[Material for this task start]

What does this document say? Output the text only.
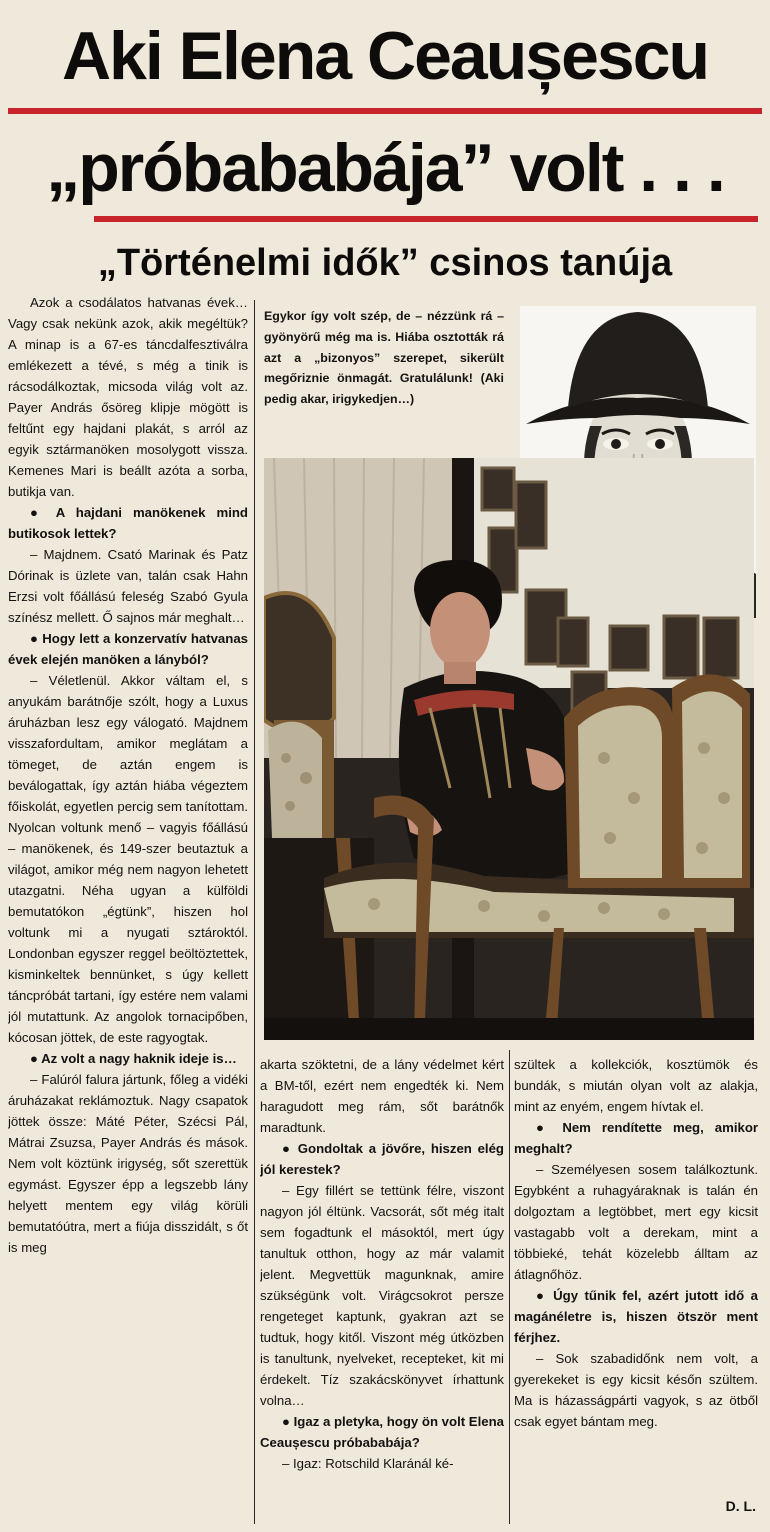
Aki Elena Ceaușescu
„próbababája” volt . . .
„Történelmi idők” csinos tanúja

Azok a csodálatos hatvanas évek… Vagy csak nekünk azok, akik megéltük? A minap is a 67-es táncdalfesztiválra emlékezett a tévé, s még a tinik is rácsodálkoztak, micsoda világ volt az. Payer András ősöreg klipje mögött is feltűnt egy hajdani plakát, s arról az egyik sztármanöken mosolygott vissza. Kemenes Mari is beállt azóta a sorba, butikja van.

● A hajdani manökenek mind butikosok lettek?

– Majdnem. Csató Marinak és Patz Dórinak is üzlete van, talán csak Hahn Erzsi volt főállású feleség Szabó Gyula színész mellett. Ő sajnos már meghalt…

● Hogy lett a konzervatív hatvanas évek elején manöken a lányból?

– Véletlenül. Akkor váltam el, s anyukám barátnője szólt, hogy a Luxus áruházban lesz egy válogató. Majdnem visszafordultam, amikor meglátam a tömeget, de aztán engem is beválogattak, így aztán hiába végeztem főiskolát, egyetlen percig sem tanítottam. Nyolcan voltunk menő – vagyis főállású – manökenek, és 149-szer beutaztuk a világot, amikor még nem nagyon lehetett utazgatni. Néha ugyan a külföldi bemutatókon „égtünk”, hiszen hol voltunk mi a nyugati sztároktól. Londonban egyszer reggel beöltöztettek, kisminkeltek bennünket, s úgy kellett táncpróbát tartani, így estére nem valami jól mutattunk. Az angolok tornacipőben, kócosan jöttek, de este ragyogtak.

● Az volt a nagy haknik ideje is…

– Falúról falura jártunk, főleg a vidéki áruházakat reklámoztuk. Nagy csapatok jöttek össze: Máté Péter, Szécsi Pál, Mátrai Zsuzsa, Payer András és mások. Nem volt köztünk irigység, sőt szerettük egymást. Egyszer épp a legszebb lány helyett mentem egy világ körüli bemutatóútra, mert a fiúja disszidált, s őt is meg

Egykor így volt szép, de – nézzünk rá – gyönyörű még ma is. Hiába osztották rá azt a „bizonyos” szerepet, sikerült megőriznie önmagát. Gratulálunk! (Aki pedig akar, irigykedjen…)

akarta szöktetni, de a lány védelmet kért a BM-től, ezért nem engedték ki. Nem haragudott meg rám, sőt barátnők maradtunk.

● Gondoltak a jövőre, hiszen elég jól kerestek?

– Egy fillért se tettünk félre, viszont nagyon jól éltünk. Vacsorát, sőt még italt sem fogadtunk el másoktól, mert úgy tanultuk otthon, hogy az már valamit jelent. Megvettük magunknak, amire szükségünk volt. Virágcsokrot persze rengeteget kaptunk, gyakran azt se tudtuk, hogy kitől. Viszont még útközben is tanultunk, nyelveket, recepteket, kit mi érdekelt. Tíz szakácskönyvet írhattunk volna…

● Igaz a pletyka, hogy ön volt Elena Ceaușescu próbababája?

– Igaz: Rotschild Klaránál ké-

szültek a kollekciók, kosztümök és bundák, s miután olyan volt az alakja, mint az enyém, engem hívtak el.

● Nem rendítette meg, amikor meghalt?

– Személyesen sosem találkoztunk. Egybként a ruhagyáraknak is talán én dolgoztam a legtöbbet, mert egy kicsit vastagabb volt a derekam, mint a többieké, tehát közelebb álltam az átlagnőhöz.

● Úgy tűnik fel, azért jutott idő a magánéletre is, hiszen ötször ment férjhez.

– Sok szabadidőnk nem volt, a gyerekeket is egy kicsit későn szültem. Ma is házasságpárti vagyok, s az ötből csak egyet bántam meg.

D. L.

[Material for this task end]
[Material for this task start]

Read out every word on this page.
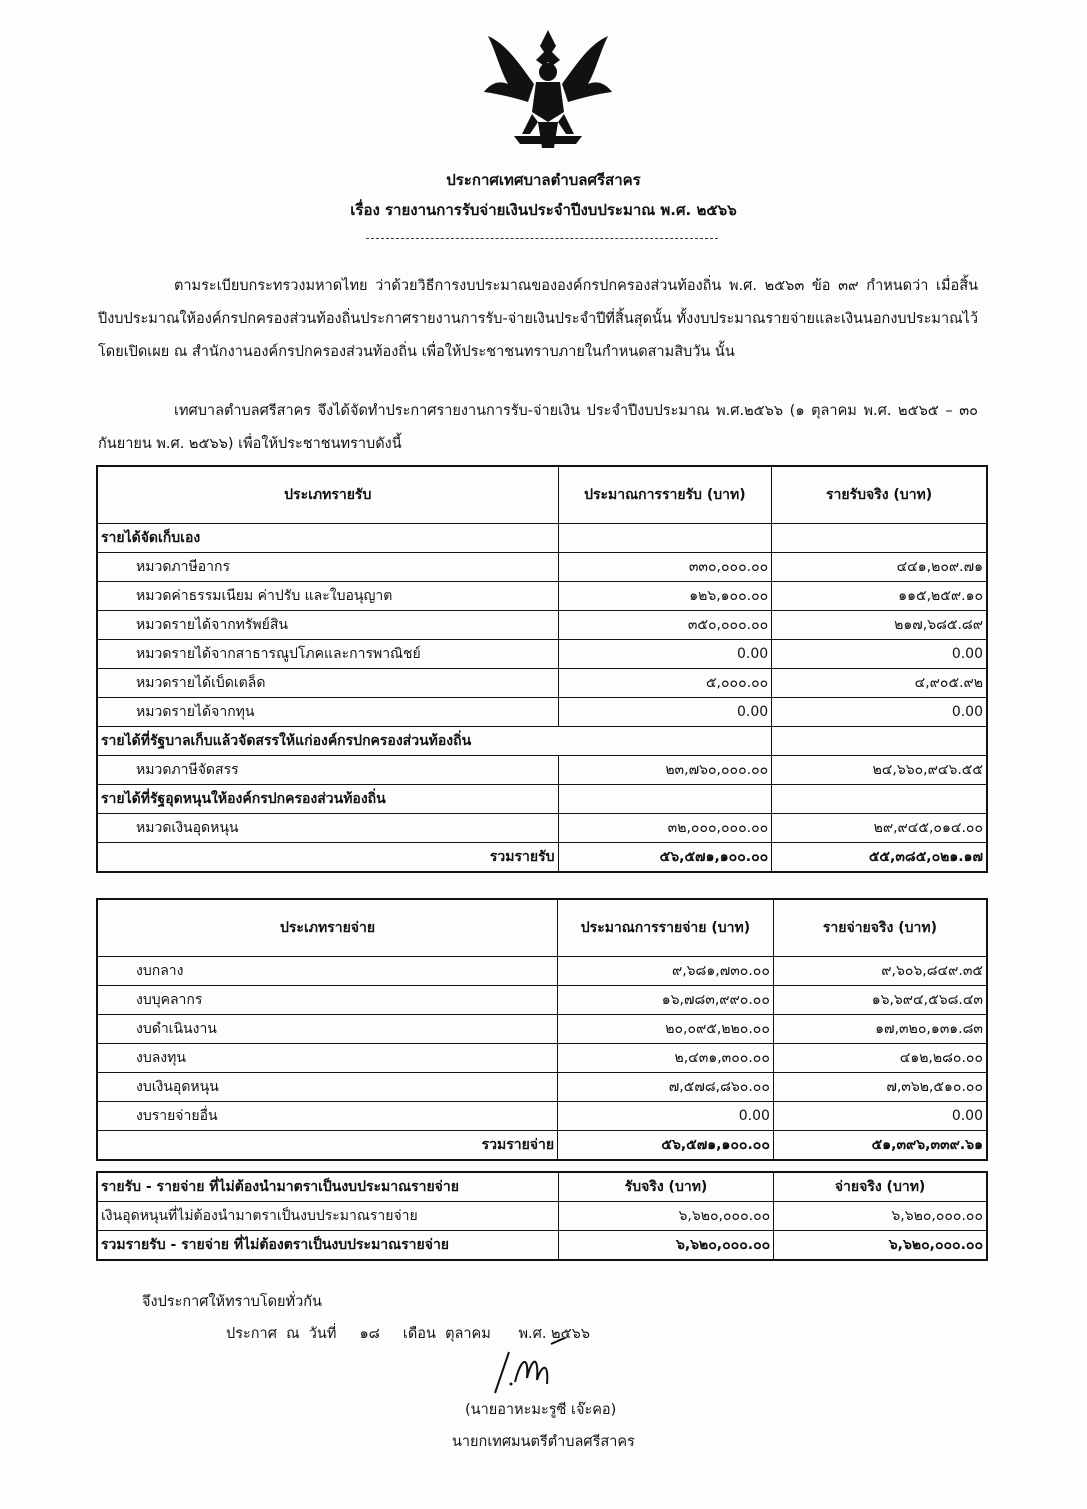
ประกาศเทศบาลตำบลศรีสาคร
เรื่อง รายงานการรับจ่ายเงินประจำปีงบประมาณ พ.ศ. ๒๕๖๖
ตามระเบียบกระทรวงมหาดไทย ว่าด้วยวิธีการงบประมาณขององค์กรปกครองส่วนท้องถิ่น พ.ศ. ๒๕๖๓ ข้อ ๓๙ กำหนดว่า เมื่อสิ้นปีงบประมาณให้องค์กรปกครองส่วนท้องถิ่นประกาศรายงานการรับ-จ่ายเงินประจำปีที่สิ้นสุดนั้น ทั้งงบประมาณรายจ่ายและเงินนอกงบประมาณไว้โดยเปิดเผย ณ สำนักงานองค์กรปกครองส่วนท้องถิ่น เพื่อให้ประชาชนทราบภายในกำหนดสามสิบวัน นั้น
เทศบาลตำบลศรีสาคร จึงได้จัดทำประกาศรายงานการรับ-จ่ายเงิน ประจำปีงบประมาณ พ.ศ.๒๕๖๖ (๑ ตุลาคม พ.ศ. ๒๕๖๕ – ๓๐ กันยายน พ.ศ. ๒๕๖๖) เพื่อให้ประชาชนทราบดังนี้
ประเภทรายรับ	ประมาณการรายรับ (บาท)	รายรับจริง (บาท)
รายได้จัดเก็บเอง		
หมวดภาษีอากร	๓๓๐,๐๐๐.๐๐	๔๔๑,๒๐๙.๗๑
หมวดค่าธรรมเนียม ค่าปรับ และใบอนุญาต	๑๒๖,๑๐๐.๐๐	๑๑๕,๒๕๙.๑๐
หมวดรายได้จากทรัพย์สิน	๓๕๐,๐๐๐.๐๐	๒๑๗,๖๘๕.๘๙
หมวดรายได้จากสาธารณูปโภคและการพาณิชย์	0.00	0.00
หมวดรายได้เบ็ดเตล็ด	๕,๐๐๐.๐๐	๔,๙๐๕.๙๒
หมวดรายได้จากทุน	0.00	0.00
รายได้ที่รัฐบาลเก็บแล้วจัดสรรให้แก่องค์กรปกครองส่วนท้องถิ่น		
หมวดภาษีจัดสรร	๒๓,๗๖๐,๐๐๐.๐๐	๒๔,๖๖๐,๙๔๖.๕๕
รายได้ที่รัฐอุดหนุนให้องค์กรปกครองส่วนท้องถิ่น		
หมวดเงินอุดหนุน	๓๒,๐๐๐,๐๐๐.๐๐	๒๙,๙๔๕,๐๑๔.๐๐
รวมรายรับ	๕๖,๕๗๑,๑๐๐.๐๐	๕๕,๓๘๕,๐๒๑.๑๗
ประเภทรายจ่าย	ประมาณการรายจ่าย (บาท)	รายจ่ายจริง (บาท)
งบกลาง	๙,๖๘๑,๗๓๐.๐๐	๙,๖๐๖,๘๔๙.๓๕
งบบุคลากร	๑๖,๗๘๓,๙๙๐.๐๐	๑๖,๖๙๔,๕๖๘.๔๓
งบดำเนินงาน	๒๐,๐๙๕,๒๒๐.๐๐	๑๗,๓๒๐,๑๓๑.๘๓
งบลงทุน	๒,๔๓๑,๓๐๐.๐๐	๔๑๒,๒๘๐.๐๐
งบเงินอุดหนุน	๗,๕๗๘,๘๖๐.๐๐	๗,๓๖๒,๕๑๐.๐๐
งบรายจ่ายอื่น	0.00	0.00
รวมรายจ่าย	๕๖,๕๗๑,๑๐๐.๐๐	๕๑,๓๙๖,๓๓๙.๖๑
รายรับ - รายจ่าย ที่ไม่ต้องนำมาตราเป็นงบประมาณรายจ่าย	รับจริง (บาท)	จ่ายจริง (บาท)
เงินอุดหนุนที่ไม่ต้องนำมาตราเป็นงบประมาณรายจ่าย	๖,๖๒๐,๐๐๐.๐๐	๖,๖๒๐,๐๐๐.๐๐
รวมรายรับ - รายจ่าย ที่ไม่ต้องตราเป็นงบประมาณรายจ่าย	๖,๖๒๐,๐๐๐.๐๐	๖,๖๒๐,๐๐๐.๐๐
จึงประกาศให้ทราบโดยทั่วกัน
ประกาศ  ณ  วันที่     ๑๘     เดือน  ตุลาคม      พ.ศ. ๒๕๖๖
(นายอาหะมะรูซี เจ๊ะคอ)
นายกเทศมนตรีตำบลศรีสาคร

[Material for this task end]

Problem to work on =>
Review the preceding data and report every line that includes the string "หมวดรายได".

Reply to the task =>
หมวดรายได้จากทรัพย์สิน	๓๕๐,๐๐๐.๐๐	๒๑๗,๖๘๕.๘๙
หมวดรายได้จากสาธารณูปโภคและการพาณิชย์	0.00	0.00
หมวดรายได้เบ็ดเตล็ด	๕,๐๐๐.๐๐	๔,๙๐๕.๙๒
หมวดรายได้จากทุน	0.00	0.00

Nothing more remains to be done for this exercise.